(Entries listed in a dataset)
---

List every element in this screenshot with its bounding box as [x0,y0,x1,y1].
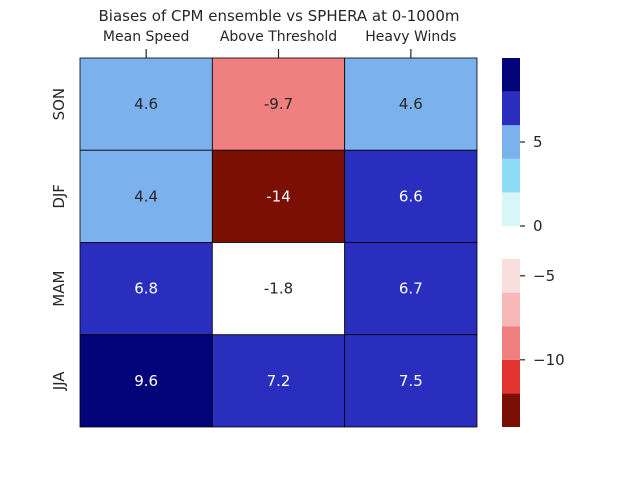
colorbar-bin [502,393,520,427]
heatmap-cell [211,334,346,428]
row-label: DJF [50,184,68,209]
column-label: Above Threshold [220,29,337,45]
heatmap-cell [344,242,478,336]
cell-value-label: 7.5 [399,372,423,390]
heatmap-cells [79,57,478,428]
column-label: Heavy Winds [365,29,456,45]
cell-value-label: 4.6 [134,95,158,113]
cell-value-label: -14 [266,187,291,205]
colorbar-bin [502,259,520,293]
column-headers: Mean Speed Above Threshold Heavy Winds [103,29,456,58]
heatmap-cell [344,334,478,428]
cell-value-label: 9.6 [134,372,158,390]
cell-value-label: 4.6 [399,95,423,113]
heatmap-cell [79,334,213,428]
colorbar-bin [502,125,520,159]
cell-value-label: 6.7 [399,280,423,298]
heatmap-value-labels: 4.6 -9.7 4.6 4.4 -14 6.6 6.8 -1.8 6.7 9.6 7.2 7.5 [134,95,423,390]
cell-value-label: 4.4 [134,187,158,205]
row-label: MAM [50,271,68,307]
colorbar-bin [502,91,520,126]
heatmap-cell [211,57,346,151]
cell-value-label: -1.8 [264,280,293,298]
heatmap-cell [344,57,478,151]
colorbar-tick-label: 0 [533,217,543,235]
heatmap-cell [79,242,213,336]
heatmap-cell [79,57,213,151]
row-label: SON [50,88,68,121]
colorbar-positive: 05 [502,58,543,235]
colorbar-bin [502,192,520,226]
colorbar-bin [502,359,520,394]
heatmap-cell [79,149,213,243]
colorbar-bin [502,158,520,193]
colorbar-bin [502,292,520,327]
colorbar-tick-label: −5 [533,267,555,285]
heatmap-cell [211,242,346,336]
cell-value-label: 7.2 [267,372,291,390]
row-headers: SON DJF MAM JJA [50,88,68,391]
colorbar-tick-label: 5 [533,133,543,151]
colorbar-bin [502,326,520,360]
cell-value-label: -9.7 [264,95,293,113]
colorbar-tick-label: −10 [533,351,565,369]
cell-value-label: 6.8 [134,280,158,298]
row-label: JJA [50,371,68,392]
colorbar-negative: −10 −5 [502,259,565,427]
chart-title: Biases of CPM ensemble vs SPHERA at 0-10… [98,7,459,25]
colorbar-bin [502,58,520,92]
column-label: Mean Speed [103,29,189,45]
cell-value-label: 6.6 [399,187,423,205]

---

- _TASK STATEMENT_: Copy every entry above line for line, without changing a character. Omit the pictures.

- _WRITTEN REPLY_:
List every element in this screenshot with its bounding box as [x0,y0,x1,y1].
colorbar-bin [502,393,520,427]
heatmap-cell [211,334,346,428]
row-label: DJF [50,184,68,209]
column-label: Above Threshold [220,29,337,45]
heatmap-cell [344,242,478,336]
cell-value-label: 7.5 [399,372,423,390]
heatmap-cells [79,57,478,428]
column-label: Heavy Winds [365,29,456,45]
cell-value-label: 4.6 [134,95,158,113]
cell-value-label: -14 [266,187,291,205]
colorbar-bin [502,259,520,293]
column-headers: Mean Speed Above Threshold Heavy Winds [103,29,456,58]
heatmap-cell [344,334,478,428]
cell-value-label: 9.6 [134,372,158,390]
cell-value-label: 4.6 [399,95,423,113]
heatmap-cell [79,334,213,428]
colorbar-bin [502,125,520,159]
cell-value-label: 6.7 [399,280,423,298]
heatmap-value-labels: 4.6 -9.7 4.6 4.4 -14 6.6 6.8 -1.8 6.7 9.6 7.2 7.5 [134,95,423,390]
cell-value-label: 4.4 [134,187,158,205]
row-label: MAM [50,271,68,307]
colorbar-bin [502,91,520,126]
heatmap-cell [211,57,346,151]
cell-value-label: -1.8 [264,280,293,298]
heatmap-cell [344,57,478,151]
colorbar-tick-label: 0 [533,217,543,235]
heatmap-cell [79,242,213,336]
heatmap-cell [79,57,213,151]
row-label: SON [50,88,68,121]
colorbar-positive: 05 [502,58,543,235]
colorbar-bin [502,192,520,226]
colorbar-bin [502,359,520,394]
heatmap-cell [79,149,213,243]
colorbar-bin [502,158,520,193]
colorbar-bin [502,292,520,327]
colorbar-tick-label: −5 [533,267,555,285]
heatmap-cell [211,242,346,336]
cell-value-label: 7.2 [267,372,291,390]
row-headers: SON DJF MAM JJA [50,88,68,391]
colorbar-tick-label: 5 [533,133,543,151]
colorbar-bin [502,326,520,360]
cell-value-label: -9.7 [264,95,293,113]
colorbar-tick-label: −10 [533,351,565,369]
cell-value-label: 6.8 [134,280,158,298]
row-label: JJA [50,371,68,392]
colorbar-negative: −10 −5 [502,259,565,427]
chart-title: Biases of CPM ensemble vs SPHERA at 0-10… [98,7,459,25]
colorbar-bin [502,58,520,92]
column-label: Mean Speed [103,29,189,45]
cell-value-label: 6.6 [399,187,423,205]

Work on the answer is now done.